■ Extracted information

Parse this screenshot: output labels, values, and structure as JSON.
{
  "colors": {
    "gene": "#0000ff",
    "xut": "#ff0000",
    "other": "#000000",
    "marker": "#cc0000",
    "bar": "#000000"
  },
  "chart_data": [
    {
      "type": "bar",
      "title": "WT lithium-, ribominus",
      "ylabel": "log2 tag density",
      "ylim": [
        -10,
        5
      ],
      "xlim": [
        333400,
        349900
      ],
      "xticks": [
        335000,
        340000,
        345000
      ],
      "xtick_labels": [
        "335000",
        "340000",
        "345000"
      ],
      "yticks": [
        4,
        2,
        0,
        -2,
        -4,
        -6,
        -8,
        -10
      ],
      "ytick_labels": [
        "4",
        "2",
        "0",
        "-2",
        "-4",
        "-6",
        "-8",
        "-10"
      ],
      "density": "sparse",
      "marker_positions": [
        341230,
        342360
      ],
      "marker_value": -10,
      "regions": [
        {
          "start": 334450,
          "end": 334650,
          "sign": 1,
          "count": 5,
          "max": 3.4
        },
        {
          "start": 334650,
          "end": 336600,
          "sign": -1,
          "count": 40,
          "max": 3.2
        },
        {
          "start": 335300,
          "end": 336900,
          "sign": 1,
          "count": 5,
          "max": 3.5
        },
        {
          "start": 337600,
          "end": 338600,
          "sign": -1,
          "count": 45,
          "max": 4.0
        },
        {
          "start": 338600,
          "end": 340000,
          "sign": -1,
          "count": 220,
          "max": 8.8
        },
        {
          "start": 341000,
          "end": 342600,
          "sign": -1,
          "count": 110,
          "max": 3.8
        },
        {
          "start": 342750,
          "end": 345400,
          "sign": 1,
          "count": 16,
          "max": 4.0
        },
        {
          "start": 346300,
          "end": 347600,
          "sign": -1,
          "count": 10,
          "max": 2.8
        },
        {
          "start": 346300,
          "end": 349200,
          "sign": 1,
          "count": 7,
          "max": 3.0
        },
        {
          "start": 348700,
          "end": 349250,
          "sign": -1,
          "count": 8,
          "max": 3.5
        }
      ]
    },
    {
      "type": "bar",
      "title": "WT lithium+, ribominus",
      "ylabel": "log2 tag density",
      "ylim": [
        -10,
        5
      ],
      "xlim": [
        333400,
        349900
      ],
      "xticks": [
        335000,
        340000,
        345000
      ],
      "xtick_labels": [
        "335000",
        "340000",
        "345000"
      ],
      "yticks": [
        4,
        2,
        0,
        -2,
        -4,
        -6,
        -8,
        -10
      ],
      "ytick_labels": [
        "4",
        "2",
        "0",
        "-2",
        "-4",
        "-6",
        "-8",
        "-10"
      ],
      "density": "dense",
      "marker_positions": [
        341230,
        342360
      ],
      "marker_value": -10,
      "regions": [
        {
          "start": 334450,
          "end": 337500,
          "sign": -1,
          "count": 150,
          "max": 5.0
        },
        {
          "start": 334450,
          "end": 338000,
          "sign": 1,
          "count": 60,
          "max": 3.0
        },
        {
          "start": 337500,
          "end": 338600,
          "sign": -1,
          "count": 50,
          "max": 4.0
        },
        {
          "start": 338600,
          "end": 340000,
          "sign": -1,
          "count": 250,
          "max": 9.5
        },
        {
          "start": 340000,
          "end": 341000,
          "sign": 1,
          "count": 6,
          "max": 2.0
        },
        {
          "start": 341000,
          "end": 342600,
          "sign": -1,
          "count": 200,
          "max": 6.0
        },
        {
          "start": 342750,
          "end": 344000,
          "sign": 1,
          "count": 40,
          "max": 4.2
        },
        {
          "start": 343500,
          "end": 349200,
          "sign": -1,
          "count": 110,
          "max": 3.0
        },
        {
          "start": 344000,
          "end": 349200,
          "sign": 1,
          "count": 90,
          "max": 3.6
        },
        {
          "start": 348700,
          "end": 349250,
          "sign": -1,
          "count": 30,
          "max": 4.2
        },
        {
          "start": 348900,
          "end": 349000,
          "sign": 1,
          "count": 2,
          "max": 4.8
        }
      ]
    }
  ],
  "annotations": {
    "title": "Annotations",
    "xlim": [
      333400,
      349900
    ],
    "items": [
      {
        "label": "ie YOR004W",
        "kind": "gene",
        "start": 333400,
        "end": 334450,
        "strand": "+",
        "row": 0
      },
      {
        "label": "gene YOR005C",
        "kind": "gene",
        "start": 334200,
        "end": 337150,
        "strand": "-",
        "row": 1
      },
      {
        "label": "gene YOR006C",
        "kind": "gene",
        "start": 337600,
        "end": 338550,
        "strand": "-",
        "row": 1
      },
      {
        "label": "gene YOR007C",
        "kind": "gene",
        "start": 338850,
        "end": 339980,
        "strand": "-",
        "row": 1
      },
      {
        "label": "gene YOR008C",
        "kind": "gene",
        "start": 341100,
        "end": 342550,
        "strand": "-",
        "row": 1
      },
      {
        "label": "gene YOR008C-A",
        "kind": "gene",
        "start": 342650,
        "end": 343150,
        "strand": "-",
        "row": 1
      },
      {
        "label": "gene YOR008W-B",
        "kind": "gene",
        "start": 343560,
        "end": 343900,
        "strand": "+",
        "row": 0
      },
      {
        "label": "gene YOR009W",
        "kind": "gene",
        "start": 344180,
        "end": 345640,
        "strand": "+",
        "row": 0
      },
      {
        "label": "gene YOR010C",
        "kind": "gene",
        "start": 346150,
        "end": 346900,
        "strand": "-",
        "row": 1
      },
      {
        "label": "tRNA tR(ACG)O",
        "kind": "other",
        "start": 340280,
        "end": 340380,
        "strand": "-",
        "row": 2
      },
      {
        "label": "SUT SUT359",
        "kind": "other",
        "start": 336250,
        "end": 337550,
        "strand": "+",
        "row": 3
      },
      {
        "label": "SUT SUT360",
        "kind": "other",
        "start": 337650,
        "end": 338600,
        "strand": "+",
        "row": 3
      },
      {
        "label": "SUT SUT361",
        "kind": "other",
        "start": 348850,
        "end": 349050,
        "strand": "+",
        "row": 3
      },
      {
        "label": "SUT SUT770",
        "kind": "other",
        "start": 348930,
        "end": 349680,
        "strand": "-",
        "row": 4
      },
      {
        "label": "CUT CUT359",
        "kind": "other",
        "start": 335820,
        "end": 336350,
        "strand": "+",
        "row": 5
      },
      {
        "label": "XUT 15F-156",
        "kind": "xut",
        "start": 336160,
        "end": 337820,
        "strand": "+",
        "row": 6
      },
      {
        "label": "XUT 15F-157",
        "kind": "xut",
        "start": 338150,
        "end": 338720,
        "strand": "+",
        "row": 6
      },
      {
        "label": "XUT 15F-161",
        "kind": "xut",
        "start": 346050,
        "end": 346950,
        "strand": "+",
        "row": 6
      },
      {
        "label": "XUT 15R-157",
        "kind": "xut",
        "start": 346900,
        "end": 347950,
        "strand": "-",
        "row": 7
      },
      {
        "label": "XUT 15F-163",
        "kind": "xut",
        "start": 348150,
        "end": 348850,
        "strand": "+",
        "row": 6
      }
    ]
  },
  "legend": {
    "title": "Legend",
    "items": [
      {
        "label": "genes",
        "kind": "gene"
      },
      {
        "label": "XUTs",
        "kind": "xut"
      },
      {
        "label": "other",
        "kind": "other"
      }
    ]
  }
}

■ Task prompt
Go through the listing above and return every line where the word "lithium" occurs.

■ Your solution
      "title": "WT lithium-, ribominus",
      "title": "WT lithium+, ribominus",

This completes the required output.